[Entries with figure data]

§

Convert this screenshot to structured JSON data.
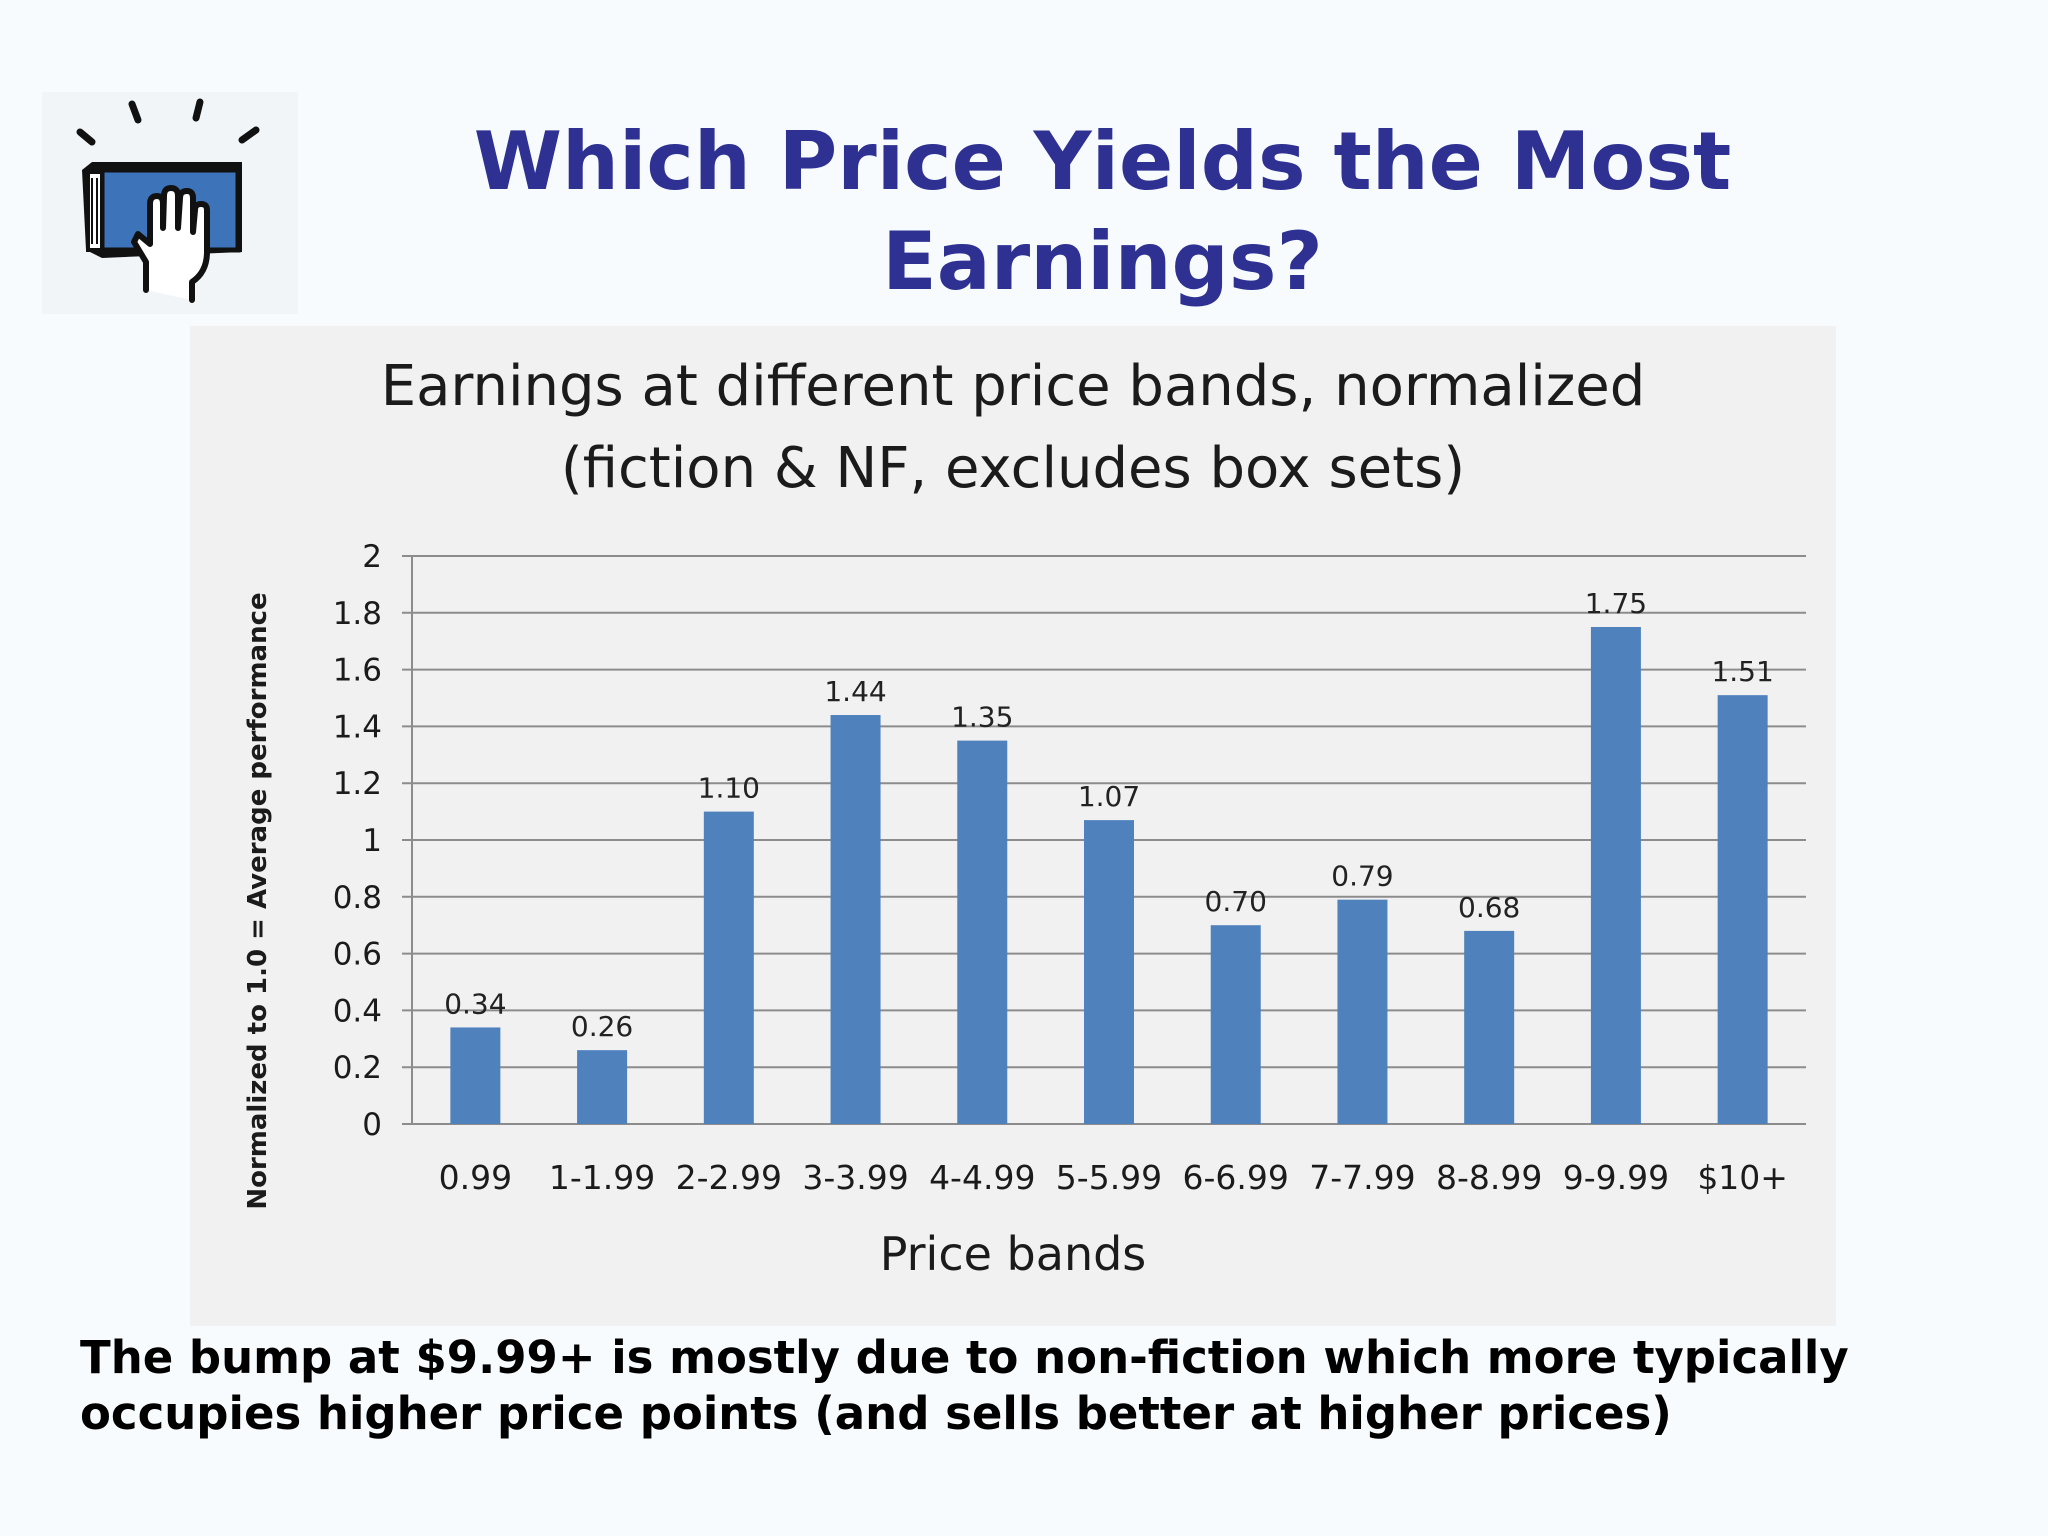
{
  "slide": {
    "title_line1": "Which Price Yields the Most",
    "title_line2": "Earnings?",
    "footnote_line1": "The bump at $9.99+ is mostly due to non-fiction which more typically",
    "footnote_line2": "occupies higher price points (and sells better at higher prices)",
    "logo_icon": "hand-on-book-icon"
  },
  "colors": {
    "title": "#2e3192",
    "bar": "#4f81bd",
    "gridline": "#8c8c8c",
    "panel": "#f2f1f1",
    "slide_background": "#f7fbfe",
    "logo_book": "#3d73b9"
  },
  "chart_data": {
    "type": "bar",
    "title_line1": "Earnings at different price bands, normalized",
    "title_line2": "(fiction & NF, excludes box sets)",
    "xlabel": "Price bands",
    "ylabel": "Normalized to 1.0 = Average performance",
    "categories": [
      "0.99",
      "1-1.99",
      "2-2.99",
      "3-3.99",
      "4-4.99",
      "5-5.99",
      "6-6.99",
      "7-7.99",
      "8-8.99",
      "9-9.99",
      "$10+"
    ],
    "values": [
      0.34,
      0.26,
      1.1,
      1.44,
      1.35,
      1.07,
      0.7,
      0.79,
      0.68,
      1.75,
      1.51
    ],
    "data_labels": [
      "0.34",
      "0.26",
      "1.10",
      "1.44",
      "1.35",
      "1.07",
      "0.70",
      "0.79",
      "0.68",
      "1.75",
      "1.51"
    ],
    "ylim": [
      0,
      2
    ],
    "yticks": [
      0,
      0.2,
      0.4,
      0.6,
      0.8,
      1,
      1.2,
      1.4,
      1.6,
      1.8,
      2
    ],
    "ytick_labels": [
      "0",
      "0.2",
      "0.4",
      "0.6",
      "0.8",
      "1",
      "1.2",
      "1.4",
      "1.6",
      "1.8",
      "2"
    ],
    "grid": true,
    "legend": false
  }
}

§

Each line of the data is to be duplicated exactly; pictures stay out of the copy.

FINISHED EXERCISE:
Convert this screenshot to structured JSON data.
{
  "slide": {
    "title_line1": "Which Price Yields the Most",
    "title_line2": "Earnings?",
    "footnote_line1": "The bump at $9.99+ is mostly due to non-fiction which more typically",
    "footnote_line2": "occupies higher price points (and sells better at higher prices)",
    "logo_icon": "hand-on-book-icon"
  },
  "colors": {
    "title": "#2e3192",
    "bar": "#4f81bd",
    "gridline": "#8c8c8c",
    "panel": "#f2f1f1",
    "slide_background": "#f7fbfe",
    "logo_book": "#3d73b9"
  },
  "chart_data": {
    "type": "bar",
    "title_line1": "Earnings at different price bands, normalized",
    "title_line2": "(fiction & NF, excludes box sets)",
    "xlabel": "Price bands",
    "ylabel": "Normalized to 1.0 = Average performance",
    "categories": [
      "0.99",
      "1-1.99",
      "2-2.99",
      "3-3.99",
      "4-4.99",
      "5-5.99",
      "6-6.99",
      "7-7.99",
      "8-8.99",
      "9-9.99",
      "$10+"
    ],
    "values": [
      0.34,
      0.26,
      1.1,
      1.44,
      1.35,
      1.07,
      0.7,
      0.79,
      0.68,
      1.75,
      1.51
    ],
    "data_labels": [
      "0.34",
      "0.26",
      "1.10",
      "1.44",
      "1.35",
      "1.07",
      "0.70",
      "0.79",
      "0.68",
      "1.75",
      "1.51"
    ],
    "ylim": [
      0,
      2
    ],
    "yticks": [
      0,
      0.2,
      0.4,
      0.6,
      0.8,
      1,
      1.2,
      1.4,
      1.6,
      1.8,
      2
    ],
    "ytick_labels": [
      "0",
      "0.2",
      "0.4",
      "0.6",
      "0.8",
      "1",
      "1.2",
      "1.4",
      "1.6",
      "1.8",
      "2"
    ],
    "grid": true,
    "legend": false
  }
}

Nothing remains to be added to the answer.